_Records:_
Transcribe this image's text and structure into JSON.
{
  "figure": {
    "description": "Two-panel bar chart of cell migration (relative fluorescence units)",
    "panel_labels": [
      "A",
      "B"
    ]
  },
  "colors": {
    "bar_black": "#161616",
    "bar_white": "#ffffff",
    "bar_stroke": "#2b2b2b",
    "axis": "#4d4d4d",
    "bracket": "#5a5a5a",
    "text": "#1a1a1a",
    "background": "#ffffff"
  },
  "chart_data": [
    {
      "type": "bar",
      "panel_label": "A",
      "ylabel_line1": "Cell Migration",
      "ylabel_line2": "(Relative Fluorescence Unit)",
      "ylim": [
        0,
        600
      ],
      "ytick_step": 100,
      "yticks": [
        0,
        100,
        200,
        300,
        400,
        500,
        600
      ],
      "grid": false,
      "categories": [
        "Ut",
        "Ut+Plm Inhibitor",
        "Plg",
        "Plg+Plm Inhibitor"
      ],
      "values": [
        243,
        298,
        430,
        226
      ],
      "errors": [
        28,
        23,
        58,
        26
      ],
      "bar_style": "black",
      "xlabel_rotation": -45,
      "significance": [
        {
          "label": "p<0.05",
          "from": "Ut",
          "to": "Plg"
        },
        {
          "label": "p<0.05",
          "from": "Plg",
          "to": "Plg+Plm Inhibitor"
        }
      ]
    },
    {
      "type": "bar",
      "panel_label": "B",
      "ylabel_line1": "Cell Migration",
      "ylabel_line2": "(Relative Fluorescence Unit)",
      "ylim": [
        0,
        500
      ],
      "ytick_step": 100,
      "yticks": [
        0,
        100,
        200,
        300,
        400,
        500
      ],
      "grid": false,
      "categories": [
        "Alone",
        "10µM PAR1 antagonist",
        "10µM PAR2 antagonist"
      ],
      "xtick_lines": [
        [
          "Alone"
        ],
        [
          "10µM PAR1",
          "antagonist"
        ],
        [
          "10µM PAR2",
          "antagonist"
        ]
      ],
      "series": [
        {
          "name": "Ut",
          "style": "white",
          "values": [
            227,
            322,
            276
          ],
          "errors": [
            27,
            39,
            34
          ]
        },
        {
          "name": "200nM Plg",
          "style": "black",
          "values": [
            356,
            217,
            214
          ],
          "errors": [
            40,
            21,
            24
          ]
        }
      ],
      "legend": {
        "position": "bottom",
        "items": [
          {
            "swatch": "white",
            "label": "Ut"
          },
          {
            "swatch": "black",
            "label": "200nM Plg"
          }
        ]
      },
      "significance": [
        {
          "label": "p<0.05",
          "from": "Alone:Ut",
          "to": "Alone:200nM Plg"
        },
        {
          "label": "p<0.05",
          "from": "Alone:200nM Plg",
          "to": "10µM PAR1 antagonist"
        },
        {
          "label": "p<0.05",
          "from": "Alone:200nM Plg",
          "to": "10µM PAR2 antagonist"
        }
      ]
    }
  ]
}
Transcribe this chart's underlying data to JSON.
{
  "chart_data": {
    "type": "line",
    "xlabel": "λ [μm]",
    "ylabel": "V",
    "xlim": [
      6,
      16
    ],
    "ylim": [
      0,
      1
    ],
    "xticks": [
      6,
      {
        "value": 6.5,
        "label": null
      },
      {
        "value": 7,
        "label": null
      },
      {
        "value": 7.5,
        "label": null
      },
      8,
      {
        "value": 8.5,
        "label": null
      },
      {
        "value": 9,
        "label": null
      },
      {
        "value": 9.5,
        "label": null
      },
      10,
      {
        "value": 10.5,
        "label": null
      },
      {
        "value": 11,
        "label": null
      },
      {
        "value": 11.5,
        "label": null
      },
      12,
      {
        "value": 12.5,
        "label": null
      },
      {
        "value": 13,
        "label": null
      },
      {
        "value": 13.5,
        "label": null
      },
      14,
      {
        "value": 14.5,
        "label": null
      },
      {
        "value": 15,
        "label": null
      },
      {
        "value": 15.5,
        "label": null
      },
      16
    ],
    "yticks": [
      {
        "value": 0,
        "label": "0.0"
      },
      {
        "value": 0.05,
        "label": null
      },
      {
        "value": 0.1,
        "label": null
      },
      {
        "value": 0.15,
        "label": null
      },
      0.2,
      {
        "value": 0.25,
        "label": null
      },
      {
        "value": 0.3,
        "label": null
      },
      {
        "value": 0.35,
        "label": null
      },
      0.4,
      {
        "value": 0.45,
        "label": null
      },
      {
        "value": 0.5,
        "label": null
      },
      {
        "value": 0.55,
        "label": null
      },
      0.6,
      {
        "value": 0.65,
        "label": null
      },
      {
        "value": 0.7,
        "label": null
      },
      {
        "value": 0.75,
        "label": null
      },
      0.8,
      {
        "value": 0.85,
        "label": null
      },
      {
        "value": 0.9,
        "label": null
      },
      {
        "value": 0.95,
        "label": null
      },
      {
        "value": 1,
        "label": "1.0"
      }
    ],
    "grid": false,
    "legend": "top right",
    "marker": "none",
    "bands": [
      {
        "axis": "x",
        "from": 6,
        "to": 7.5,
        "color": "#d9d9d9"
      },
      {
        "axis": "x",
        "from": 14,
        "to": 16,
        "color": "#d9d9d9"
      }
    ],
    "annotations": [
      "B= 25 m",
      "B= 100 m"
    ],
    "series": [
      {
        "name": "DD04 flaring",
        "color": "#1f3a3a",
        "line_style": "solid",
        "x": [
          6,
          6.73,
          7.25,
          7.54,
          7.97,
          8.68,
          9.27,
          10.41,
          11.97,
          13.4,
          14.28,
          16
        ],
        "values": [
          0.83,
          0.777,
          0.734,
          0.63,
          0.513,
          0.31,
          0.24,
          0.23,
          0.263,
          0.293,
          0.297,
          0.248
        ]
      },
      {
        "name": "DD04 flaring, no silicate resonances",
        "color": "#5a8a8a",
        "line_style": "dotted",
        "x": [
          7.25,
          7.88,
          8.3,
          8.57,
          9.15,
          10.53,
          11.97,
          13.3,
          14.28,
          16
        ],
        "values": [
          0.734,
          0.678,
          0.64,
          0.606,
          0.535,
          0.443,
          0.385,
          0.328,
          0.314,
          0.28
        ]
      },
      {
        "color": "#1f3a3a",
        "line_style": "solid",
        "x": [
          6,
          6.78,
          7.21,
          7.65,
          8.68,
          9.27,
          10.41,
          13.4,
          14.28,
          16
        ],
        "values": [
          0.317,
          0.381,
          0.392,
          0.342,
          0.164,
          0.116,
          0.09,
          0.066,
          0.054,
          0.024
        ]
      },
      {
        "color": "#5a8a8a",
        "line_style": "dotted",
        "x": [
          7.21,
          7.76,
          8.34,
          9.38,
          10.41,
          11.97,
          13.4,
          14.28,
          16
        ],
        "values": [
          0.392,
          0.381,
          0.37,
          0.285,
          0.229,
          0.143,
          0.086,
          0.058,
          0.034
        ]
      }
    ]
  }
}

_Set exercise:_ Set down all of the entries exactly, please.

_Output of the task:_
Transcribe this image's text and structure into JSON.
{
  "figure": {
    "description": "Two-panel bar chart of cell migration (relative fluorescence units)",
    "panel_labels": [
      "A",
      "B"
    ]
  },
  "colors": {
    "bar_black": "#161616",
    "bar_white": "#ffffff",
    "bar_stroke": "#2b2b2b",
    "axis": "#4d4d4d",
    "bracket": "#5a5a5a",
    "text": "#1a1a1a",
    "background": "#ffffff"
  },
  "chart_data": [
    {
      "type": "bar",
      "panel_label": "A",
      "ylabel_line1": "Cell Migration",
      "ylabel_line2": "(Relative Fluorescence Unit)",
      "ylim": [
        0,
        600
      ],
      "ytick_step": 100,
      "yticks": [
        0,
        100,
        200,
        300,
        400,
        500,
        600
      ],
      "grid": false,
      "categories": [
        "Ut",
        "Ut+Plm Inhibitor",
        "Plg",
        "Plg+Plm Inhibitor"
      ],
      "values": [
        243,
        298,
        430,
        226
      ],
      "errors": [
        28,
        23,
        58,
        26
      ],
      "bar_style": "black",
      "xlabel_rotation": -45,
      "significance": [
        {
          "label": "p<0.05",
          "from": "Ut",
          "to": "Plg"
        },
        {
          "label": "p<0.05",
          "from": "Plg",
          "to": "Plg+Plm Inhibitor"
        }
      ]
    },
    {
      "type": "bar",
      "panel_label": "B",
      "ylabel_line1": "Cell Migration",
      "ylabel_line2": "(Relative Fluorescence Unit)",
      "ylim": [
        0,
        500
      ],
      "ytick_step": 100,
      "yticks": [
        0,
        100,
        200,
        300,
        400,
        500
      ],
      "grid": false,
      "categories": [
        "Alone",
        "10µM PAR1 antagonist",
        "10µM PAR2 antagonist"
      ],
      "xtick_lines": [
        [
          "Alone"
        ],
        [
          "10µM PAR1",
          "antagonist"
        ],
        [
          "10µM PAR2",
          "antagonist"
        ]
      ],
      "series": [
        {
          "name": "Ut",
          "style": "white",
          "values": [
            227,
            322,
            276
          ],
          "errors": [
            27,
            39,
            34
          ]
        },
        {
          "name": "200nM Plg",
          "style": "black",
          "values": [
            356,
            217,
            214
          ],
          "errors": [
            40,
            21,
            24
          ]
        }
      ],
      "legend": {
        "position": "bottom",
        "items": [
          {
            "swatch": "white",
            "label": "Ut"
          },
          {
            "swatch": "black",
            "label": "200nM Plg"
          }
        ]
      },
      "significance": [
        {
          "label": "p<0.05",
          "from": "Alone:Ut",
          "to": "Alone:200nM Plg"
        },
        {
          "label": "p<0.05",
          "from": "Alone:200nM Plg",
          "to": "10µM PAR1 antagonist"
        },
        {
          "label": "p<0.05",
          "from": "Alone:200nM Plg",
          "to": "10µM PAR2 antagonist"
        }
      ]
    }
  ]
}
Transcribe this chart's underlying data to JSON.
{
  "chart_data": {
    "type": "line",
    "xlabel": "λ [μm]",
    "ylabel": "V",
    "xlim": [
      6,
      16
    ],
    "ylim": [
      0,
      1
    ],
    "xticks": [
      6,
      {
        "value": 6.5,
        "label": null
      },
      {
        "value": 7,
        "label": null
      },
      {
        "value": 7.5,
        "label": null
      },
      8,
      {
        "value": 8.5,
        "label": null
      },
      {
        "value": 9,
        "label": null
      },
      {
        "value": 9.5,
        "label": null
      },
      10,
      {
        "value": 10.5,
        "label": null
      },
      {
        "value": 11,
        "label": null
      },
      {
        "value": 11.5,
        "label": null
      },
      12,
      {
        "value": 12.5,
        "label": null
      },
      {
        "value": 13,
        "label": null
      },
      {
        "value": 13.5,
        "label": null
      },
      14,
      {
        "value": 14.5,
        "label": null
      },
      {
        "value": 15,
        "label": null
      },
      {
        "value": 15.5,
        "label": null
      },
      16
    ],
    "yticks": [
      {
        "value": 0,
        "label": "0.0"
      },
      {
        "value": 0.05,
        "label": null
      },
      {
        "value": 0.1,
        "label": null
      },
      {
        "value": 0.15,
        "label": null
      },
      0.2,
      {
        "value": 0.25,
        "label": null
      },
      {
        "value": 0.3,
        "label": null
      },
      {
        "value": 0.35,
        "label": null
      },
      0.4,
      {
        "value": 0.45,
        "label": null
      },
      {
        "value": 0.5,
        "label": null
      },
      {
        "value": 0.55,
        "label": null
      },
      0.6,
      {
        "value": 0.65,
        "label": null
      },
      {
        "value": 0.7,
        "label": null
      },
      {
        "value": 0.75,
        "label": null
      },
      0.8,
      {
        "value": 0.85,
        "label": null
      },
      {
        "value": 0.9,
        "label": null
      },
      {
        "value": 0.95,
        "label": null
      },
      {
        "value": 1,
        "label": "1.0"
      }
    ],
    "grid": false,
    "legend": "top right",
    "marker": "none",
    "bands": [
      {
        "axis": "x",
        "from": 6,
        "to": 7.5,
        "color": "#d9d9d9"
      },
      {
        "axis": "x",
        "from": 14,
        "to": 16,
        "color": "#d9d9d9"
      }
    ],
    "annotations": [
      "B= 25 m",
      "B= 100 m"
    ],
    "series": [
      {
        "name": "DD04 flaring",
        "color": "#1f3a3a",
        "line_style": "solid",
        "x": [
          6,
          6.73,
          7.25,
          7.54,
          7.97,
          8.68,
          9.27,
          10.41,
          11.97,
          13.4,
          14.28,
          16
        ],
        "values": [
          0.83,
          0.777,
          0.734,
          0.63,
          0.513,
          0.31,
          0.24,
          0.23,
          0.263,
          0.293,
          0.297,
          0.248
        ]
      },
      {
        "name": "DD04 flaring, no silicate resonances",
        "color": "#5a8a8a",
        "line_style": "dotted",
        "x": [
          7.25,
          7.88,
          8.3,
          8.57,
          9.15,
          10.53,
          11.97,
          13.3,
          14.28,
          16
        ],
        "values": [
          0.734,
          0.678,
          0.64,
          0.606,
          0.535,
          0.443,
          0.385,
          0.328,
          0.314,
          0.28
        ]
      },
      {
        "color": "#1f3a3a",
        "line_style": "solid",
        "x": [
          6,
          6.78,
          7.21,
          7.65,
          8.68,
          9.27,
          10.41,
          13.4,
          14.28,
          16
        ],
        "values": [
          0.317,
          0.381,
          0.392,
          0.342,
          0.164,
          0.116,
          0.09,
          0.066,
          0.054,
          0.024
        ]
      },
      {
        "color": "#5a8a8a",
        "line_style": "dotted",
        "x": [
          7.21,
          7.76,
          8.34,
          9.38,
          10.41,
          11.97,
          13.4,
          14.28,
          16
        ],
        "values": [
          0.392,
          0.381,
          0.37,
          0.285,
          0.229,
          0.143,
          0.086,
          0.058,
          0.034
        ]
      }
    ]
  }
}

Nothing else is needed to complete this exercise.